Dataset rows about figures
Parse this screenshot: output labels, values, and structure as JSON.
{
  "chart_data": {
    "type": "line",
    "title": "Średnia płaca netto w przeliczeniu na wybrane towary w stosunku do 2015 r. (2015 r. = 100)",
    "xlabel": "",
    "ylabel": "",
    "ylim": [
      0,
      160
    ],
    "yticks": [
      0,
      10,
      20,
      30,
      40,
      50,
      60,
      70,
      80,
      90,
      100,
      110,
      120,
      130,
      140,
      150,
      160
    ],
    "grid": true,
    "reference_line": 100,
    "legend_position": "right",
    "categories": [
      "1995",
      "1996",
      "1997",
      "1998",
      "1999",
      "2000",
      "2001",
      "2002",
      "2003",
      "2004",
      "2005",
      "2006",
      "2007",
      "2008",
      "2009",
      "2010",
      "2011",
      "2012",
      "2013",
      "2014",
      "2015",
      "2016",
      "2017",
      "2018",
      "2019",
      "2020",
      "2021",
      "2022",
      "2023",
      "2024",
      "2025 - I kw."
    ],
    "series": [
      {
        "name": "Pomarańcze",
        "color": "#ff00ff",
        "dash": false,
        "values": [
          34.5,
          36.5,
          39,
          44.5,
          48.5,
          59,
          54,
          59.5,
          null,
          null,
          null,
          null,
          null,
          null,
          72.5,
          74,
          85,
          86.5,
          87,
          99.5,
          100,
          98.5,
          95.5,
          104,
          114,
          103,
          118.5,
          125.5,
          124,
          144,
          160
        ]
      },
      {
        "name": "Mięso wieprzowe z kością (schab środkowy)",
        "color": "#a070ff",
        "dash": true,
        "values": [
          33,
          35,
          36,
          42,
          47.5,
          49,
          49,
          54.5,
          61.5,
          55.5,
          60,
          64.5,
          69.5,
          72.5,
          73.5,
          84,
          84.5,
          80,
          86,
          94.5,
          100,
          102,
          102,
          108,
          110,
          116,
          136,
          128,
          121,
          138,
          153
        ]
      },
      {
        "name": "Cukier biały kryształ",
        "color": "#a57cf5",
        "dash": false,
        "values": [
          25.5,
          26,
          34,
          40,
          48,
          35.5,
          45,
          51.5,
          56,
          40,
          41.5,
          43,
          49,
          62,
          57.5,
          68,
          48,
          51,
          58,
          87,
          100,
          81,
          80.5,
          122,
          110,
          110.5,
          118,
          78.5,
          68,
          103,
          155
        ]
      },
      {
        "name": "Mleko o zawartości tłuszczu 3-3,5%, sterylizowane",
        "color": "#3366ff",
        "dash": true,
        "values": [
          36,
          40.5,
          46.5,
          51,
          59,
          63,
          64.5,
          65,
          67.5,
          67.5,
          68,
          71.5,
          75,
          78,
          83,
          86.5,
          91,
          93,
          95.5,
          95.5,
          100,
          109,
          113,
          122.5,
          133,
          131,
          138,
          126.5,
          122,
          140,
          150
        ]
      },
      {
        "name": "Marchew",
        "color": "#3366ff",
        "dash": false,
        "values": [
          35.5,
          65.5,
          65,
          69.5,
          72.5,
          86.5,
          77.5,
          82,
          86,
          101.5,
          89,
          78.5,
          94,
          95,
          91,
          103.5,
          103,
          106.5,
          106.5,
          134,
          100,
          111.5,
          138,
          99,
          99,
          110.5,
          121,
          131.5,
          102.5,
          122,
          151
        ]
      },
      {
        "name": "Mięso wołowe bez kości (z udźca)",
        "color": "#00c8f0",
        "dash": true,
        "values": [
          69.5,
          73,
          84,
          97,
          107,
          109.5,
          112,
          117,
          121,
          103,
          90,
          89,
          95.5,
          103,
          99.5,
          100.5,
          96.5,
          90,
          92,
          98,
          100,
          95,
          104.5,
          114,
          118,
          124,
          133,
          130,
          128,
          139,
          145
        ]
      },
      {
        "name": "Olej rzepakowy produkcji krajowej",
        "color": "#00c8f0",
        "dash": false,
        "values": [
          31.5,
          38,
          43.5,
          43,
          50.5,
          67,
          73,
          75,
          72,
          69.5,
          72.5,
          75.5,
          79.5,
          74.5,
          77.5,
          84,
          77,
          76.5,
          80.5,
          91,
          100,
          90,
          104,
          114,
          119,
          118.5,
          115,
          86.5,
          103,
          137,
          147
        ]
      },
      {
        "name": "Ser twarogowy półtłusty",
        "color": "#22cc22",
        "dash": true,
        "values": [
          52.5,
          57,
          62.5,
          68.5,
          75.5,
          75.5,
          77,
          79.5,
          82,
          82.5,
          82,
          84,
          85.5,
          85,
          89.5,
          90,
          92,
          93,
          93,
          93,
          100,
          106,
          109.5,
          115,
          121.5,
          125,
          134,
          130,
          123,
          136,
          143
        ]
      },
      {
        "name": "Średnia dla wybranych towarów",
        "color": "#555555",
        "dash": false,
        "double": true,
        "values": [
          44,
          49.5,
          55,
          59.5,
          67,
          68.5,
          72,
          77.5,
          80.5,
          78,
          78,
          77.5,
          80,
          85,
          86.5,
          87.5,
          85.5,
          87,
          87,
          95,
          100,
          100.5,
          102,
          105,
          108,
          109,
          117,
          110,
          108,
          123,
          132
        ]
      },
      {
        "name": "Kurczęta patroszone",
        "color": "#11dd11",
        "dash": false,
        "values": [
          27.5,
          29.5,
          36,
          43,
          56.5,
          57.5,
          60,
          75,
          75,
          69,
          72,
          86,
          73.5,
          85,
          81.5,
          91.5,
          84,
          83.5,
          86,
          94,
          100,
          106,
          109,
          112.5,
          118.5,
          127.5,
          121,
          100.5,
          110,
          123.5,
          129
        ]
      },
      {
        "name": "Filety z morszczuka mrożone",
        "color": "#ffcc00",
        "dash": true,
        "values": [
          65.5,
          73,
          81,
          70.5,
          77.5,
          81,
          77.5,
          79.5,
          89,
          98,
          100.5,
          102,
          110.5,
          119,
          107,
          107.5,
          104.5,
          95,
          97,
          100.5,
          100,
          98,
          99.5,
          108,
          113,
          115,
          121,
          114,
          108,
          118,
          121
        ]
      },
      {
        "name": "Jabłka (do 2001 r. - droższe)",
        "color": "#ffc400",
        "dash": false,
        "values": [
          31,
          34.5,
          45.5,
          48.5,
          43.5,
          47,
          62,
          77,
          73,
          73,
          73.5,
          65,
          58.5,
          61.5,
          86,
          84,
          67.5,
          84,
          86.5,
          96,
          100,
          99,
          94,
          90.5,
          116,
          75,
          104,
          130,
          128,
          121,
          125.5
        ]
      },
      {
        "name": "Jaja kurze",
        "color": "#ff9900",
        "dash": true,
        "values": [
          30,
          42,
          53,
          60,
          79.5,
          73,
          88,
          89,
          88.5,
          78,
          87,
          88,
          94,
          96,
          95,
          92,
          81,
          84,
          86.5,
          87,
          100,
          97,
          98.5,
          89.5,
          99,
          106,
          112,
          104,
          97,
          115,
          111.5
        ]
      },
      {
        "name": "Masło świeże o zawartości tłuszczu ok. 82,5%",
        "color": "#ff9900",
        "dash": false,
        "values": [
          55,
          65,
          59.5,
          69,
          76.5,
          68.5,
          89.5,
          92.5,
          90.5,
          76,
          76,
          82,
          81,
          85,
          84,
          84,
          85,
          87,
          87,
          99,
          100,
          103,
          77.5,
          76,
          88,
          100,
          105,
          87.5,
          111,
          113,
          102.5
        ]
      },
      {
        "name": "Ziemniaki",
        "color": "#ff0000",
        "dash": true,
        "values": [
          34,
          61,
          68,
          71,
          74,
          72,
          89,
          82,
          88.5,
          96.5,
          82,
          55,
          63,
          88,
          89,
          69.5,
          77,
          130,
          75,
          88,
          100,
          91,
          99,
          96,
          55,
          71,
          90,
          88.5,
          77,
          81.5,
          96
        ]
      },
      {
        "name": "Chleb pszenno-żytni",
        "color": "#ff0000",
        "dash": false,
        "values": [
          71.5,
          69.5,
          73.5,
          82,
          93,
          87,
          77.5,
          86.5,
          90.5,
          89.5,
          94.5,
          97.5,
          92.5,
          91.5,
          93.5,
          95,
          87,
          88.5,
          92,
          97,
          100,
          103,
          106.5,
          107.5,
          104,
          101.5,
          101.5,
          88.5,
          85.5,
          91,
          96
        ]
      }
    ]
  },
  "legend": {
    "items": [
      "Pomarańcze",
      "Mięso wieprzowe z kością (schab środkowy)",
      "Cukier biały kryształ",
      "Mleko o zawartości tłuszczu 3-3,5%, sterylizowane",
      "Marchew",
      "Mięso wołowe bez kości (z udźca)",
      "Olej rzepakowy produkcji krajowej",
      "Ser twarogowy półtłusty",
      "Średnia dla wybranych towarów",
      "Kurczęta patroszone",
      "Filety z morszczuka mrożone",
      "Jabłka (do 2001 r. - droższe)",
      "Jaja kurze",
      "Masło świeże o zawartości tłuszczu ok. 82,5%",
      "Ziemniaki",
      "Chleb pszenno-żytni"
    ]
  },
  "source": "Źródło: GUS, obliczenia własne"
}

Description of the task: Of the lines in the records, determine how many contain the word "Chleb", and report that number alone.

The answer: 2